Dataset items:
** start **
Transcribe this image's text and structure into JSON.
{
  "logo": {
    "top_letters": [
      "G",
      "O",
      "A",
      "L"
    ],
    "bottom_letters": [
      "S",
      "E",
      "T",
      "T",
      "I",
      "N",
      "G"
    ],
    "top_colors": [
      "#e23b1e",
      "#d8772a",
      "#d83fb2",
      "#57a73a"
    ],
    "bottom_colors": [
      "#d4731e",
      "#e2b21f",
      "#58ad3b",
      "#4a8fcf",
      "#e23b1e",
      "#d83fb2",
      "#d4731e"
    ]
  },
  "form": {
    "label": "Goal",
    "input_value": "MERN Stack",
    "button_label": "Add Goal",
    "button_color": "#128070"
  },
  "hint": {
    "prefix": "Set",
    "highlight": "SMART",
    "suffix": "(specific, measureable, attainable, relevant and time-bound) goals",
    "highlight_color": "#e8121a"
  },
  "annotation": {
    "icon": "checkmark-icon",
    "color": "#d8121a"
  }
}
** end **
Exercise brief. Give all the entries again exactly; leave none out.

Result.
Transcribe this image's text and structure into JSON.
{
  "logo": {
    "top_letters": [
      "G",
      "O",
      "A",
      "L"
    ],
    "bottom_letters": [
      "S",
      "E",
      "T",
      "T",
      "I",
      "N",
      "G"
    ],
    "top_colors": [
      "#e23b1e",
      "#d8772a",
      "#d83fb2",
      "#57a73a"
    ],
    "bottom_colors": [
      "#d4731e",
      "#e2b21f",
      "#58ad3b",
      "#4a8fcf",
      "#e23b1e",
      "#d83fb2",
      "#d4731e"
    ]
  },
  "form": {
    "label": "Goal",
    "input_value": "MERN Stack",
    "button_label": "Add Goal",
    "button_color": "#128070"
  },
  "hint": {
    "prefix": "Set",
    "highlight": "SMART",
    "suffix": "(specific, measureable, attainable, relevant and time-bound) goals",
    "highlight_color": "#e8121a"
  },
  "annotation": {
    "icon": "checkmark-icon",
    "color": "#d8121a"
  }
}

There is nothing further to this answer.